The exercise: For the records below, give the count of lines holding the word "name" and nothing more.

Items listed in a dataset:

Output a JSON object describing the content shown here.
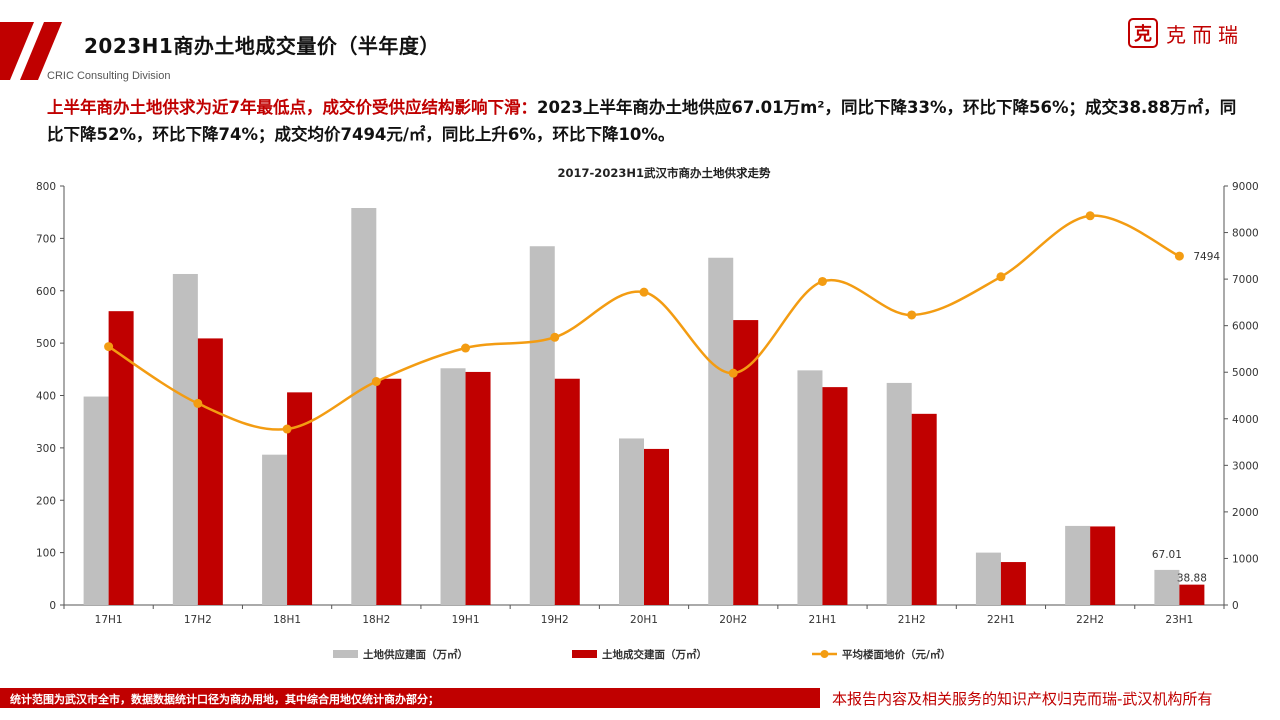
{
  "header": {
    "title": "2023H1商办土地成交量价（半年度）",
    "division": "CRIC Consulting Division",
    "logo_mark": "克",
    "logo_text": "克而瑞"
  },
  "summary": {
    "highlight": "上半年商办土地供求为近7年最低点，成交价受供应结构影响下滑：",
    "detail": "2023上半年商办土地供应67.01万m²，同比下降33%，环比下降56%；成交38.88万㎡，同比下降52%，环比下降74%；成交均价7494元/㎡，同比上升6%，环比下降10%。"
  },
  "chart_data": {
    "type": "bar",
    "title": "2017-2023H1武汉市商办土地供求走势",
    "categories": [
      "17H1",
      "17H2",
      "18H1",
      "18H2",
      "19H1",
      "19H2",
      "20H1",
      "20H2",
      "21H1",
      "21H2",
      "22H1",
      "22H2",
      "23H1"
    ],
    "series": [
      {
        "name": "土地供应建面（万㎡）",
        "type": "bar",
        "axis": "left",
        "color": "#bfbfbf",
        "values": [
          398,
          632,
          287,
          758,
          452,
          685,
          318,
          663,
          448,
          424,
          100,
          151,
          67.01
        ]
      },
      {
        "name": "土地成交建面（万㎡）",
        "type": "bar",
        "axis": "left",
        "color": "#c00000",
        "values": [
          561,
          509,
          406,
          432,
          445,
          432,
          298,
          544,
          416,
          365,
          82,
          150,
          38.88
        ]
      },
      {
        "name": "平均楼面地价（元/㎡）",
        "type": "line",
        "axis": "right",
        "color": "#f39c12",
        "values": [
          5550,
          4330,
          3780,
          4800,
          5520,
          5750,
          6720,
          4980,
          6950,
          6230,
          7050,
          8360,
          7494
        ]
      }
    ],
    "left_axis": {
      "ylim": [
        0,
        800
      ],
      "ticks": [
        "0",
        "100",
        "200",
        "300",
        "400",
        "500",
        "600",
        "700",
        "800"
      ]
    },
    "right_axis": {
      "ylim": [
        0,
        9000
      ],
      "ticks": [
        "0",
        "1000",
        "2000",
        "3000",
        "4000",
        "5000",
        "6000",
        "7000",
        "8000",
        "9000"
      ]
    },
    "data_labels": [
      {
        "series": 0,
        "index": 12,
        "text": "67.01"
      },
      {
        "series": 1,
        "index": 12,
        "text": "38.88"
      },
      {
        "series": 2,
        "index": 12,
        "text": "7494"
      }
    ],
    "legend_position": "bottom",
    "grid": false
  },
  "footer": {
    "left": "统计范围为武汉市全市，数据数据统计口径为商办用地，其中综合用地仅统计商办部分；",
    "right": "本报告内容及相关服务的知识产权归克而瑞-武汉机构所有"
  }
}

Complete response: 3